[WRITTEN EXERCISE] Present each line of the entries below that holds the word "JSON".

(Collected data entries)
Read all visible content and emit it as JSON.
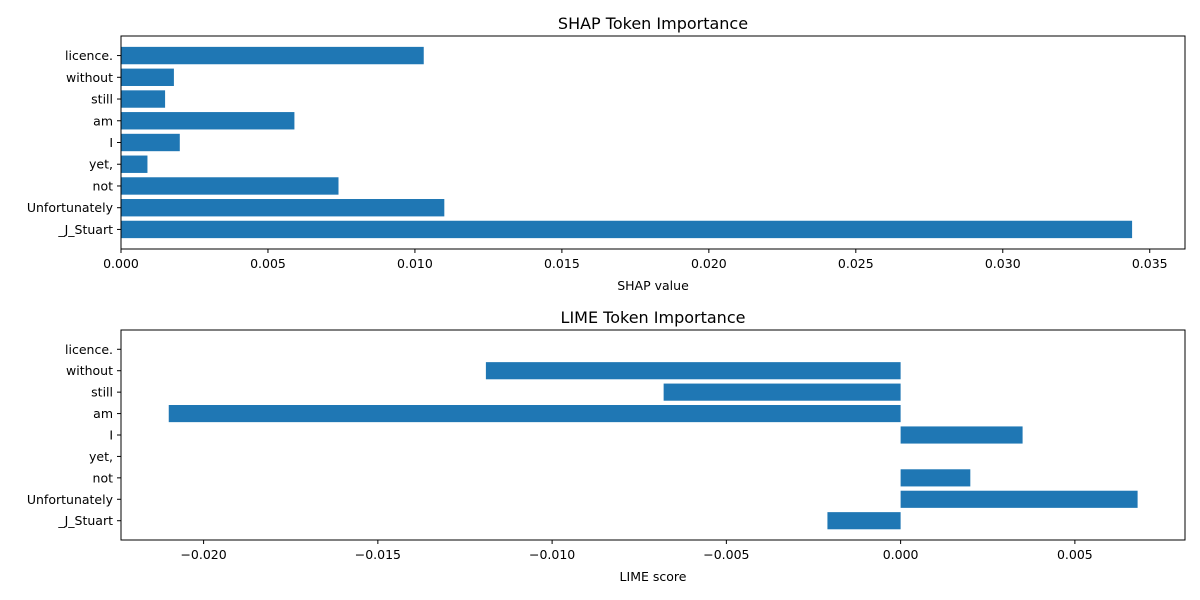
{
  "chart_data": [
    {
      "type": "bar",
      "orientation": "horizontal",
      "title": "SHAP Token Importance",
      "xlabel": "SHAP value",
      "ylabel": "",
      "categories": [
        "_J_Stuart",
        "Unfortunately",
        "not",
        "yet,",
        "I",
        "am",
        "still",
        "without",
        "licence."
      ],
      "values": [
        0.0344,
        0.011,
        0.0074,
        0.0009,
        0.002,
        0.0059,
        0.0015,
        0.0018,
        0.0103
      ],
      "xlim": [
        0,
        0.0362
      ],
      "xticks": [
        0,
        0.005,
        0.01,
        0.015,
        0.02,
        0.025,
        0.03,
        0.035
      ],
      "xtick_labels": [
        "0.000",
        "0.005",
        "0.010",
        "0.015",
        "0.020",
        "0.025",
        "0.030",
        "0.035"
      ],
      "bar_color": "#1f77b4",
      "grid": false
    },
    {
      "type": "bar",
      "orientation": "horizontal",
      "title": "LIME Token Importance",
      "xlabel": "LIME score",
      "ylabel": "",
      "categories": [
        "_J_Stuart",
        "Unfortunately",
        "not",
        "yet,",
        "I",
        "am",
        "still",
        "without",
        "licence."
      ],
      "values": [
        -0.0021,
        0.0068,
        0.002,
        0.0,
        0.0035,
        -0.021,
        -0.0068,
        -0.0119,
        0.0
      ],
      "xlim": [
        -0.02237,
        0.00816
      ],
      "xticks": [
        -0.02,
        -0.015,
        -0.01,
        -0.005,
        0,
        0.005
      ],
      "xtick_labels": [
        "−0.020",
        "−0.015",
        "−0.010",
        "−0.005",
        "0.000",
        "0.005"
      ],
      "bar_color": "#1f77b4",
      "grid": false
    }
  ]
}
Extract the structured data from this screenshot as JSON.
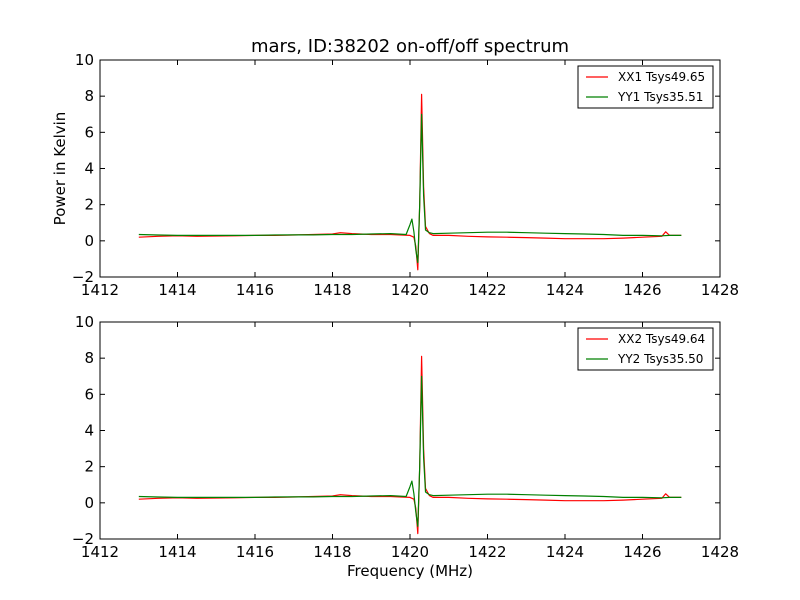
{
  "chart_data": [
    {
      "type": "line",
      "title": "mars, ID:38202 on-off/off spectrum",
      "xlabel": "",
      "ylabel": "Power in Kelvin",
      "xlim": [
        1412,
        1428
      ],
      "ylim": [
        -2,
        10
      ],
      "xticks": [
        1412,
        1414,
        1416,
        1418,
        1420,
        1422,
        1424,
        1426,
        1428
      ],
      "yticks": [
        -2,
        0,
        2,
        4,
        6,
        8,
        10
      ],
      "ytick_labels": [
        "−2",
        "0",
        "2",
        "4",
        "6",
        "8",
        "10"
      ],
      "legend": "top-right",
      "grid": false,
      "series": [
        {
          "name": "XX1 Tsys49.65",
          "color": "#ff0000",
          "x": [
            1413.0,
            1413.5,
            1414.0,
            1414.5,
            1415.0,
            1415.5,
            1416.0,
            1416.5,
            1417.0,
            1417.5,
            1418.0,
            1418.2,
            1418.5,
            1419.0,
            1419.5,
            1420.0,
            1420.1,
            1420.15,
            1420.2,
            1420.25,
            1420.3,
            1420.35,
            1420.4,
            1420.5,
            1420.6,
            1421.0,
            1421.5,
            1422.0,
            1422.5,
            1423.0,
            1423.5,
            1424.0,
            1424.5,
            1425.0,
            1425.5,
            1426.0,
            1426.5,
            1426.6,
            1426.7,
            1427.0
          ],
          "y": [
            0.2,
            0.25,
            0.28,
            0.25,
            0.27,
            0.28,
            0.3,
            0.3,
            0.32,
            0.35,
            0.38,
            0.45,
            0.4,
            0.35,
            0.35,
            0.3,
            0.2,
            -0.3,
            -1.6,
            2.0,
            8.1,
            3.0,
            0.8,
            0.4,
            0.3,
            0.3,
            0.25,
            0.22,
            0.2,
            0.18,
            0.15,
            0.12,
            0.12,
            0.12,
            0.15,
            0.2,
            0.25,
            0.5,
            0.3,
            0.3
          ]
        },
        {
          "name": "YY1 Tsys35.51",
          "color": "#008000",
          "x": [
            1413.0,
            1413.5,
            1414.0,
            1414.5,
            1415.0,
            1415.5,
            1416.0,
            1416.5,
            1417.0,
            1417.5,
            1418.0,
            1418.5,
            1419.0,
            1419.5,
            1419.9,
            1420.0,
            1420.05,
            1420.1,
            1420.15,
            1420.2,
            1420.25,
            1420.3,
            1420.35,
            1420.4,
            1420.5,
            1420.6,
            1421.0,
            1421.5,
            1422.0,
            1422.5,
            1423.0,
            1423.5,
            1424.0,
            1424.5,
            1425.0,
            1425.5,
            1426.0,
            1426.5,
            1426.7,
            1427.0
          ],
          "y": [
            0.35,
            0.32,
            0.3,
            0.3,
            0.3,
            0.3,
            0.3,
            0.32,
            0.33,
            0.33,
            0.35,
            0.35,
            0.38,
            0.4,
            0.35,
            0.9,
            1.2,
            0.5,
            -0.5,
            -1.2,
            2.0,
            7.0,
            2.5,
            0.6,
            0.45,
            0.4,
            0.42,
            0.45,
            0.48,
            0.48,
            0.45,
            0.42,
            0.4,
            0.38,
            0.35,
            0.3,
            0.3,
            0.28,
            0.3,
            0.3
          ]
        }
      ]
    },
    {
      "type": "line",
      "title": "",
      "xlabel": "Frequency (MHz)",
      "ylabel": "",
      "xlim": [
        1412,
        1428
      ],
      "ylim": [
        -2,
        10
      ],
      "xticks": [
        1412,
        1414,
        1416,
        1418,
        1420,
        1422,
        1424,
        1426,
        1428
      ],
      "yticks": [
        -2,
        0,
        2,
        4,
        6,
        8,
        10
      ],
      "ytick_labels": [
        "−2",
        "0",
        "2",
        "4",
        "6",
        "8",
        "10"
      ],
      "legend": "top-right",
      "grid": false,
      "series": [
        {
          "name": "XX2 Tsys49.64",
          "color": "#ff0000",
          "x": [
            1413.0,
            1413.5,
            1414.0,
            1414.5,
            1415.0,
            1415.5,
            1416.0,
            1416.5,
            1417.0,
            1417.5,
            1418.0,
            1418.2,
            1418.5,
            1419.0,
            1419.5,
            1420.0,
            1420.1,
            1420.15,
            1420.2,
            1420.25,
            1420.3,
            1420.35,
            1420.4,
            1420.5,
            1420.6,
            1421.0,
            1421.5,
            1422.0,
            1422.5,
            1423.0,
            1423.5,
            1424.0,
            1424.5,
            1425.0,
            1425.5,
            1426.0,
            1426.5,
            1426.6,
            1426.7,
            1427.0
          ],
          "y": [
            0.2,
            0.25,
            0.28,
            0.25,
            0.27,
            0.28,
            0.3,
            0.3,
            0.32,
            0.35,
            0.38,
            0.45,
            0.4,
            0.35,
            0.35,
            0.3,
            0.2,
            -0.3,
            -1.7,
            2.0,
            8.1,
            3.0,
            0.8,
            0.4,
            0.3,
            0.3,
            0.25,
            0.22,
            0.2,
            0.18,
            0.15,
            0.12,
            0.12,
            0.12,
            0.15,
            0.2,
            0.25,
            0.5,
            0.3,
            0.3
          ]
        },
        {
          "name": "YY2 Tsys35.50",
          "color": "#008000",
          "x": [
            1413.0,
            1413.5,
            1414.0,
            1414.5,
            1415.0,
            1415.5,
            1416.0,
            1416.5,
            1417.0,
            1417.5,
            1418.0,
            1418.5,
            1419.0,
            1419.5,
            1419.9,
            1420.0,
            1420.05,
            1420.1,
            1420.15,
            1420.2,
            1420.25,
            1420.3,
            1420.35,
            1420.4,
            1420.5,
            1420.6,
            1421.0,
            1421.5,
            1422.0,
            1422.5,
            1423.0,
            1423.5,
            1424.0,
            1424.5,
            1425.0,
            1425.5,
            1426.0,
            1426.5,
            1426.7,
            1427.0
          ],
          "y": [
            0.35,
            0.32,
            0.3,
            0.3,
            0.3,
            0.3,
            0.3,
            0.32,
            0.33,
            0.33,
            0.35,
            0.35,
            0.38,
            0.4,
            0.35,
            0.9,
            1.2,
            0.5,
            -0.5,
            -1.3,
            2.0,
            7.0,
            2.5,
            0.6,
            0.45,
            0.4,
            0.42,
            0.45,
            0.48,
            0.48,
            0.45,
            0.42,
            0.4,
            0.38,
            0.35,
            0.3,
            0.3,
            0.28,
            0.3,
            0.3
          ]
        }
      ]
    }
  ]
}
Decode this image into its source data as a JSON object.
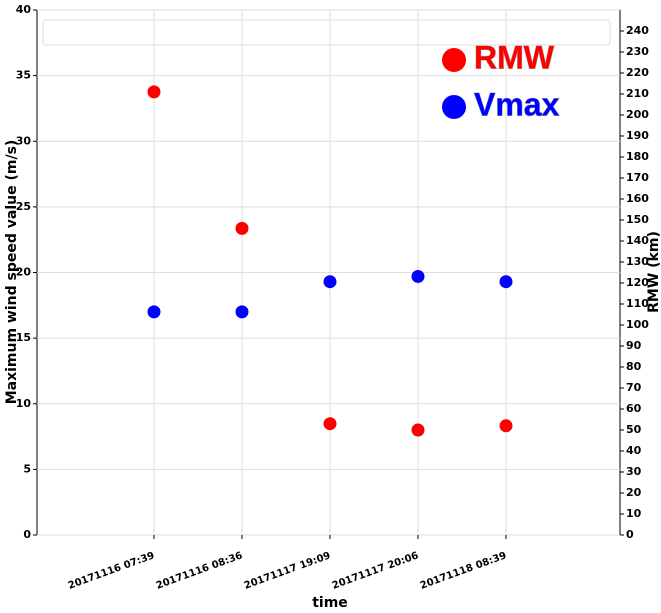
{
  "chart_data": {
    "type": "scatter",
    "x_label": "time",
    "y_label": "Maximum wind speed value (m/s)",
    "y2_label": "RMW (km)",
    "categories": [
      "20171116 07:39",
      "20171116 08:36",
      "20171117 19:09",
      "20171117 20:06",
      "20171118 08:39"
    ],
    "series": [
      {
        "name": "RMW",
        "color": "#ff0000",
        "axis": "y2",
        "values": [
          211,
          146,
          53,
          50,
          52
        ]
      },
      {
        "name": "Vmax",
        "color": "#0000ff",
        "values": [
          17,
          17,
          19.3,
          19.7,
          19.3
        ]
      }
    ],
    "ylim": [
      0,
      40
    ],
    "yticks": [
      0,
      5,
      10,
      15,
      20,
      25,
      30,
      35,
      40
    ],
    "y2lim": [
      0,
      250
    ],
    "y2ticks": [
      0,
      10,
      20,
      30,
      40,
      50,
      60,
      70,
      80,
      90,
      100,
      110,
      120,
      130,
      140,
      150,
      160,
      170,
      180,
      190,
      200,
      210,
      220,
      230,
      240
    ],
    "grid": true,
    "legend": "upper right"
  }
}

[THE RESPONSE]
Read all visible content and emit it as JSON.
Extract the structured data from this screenshot as JSON.
Decode this image into its source data as a JSON object.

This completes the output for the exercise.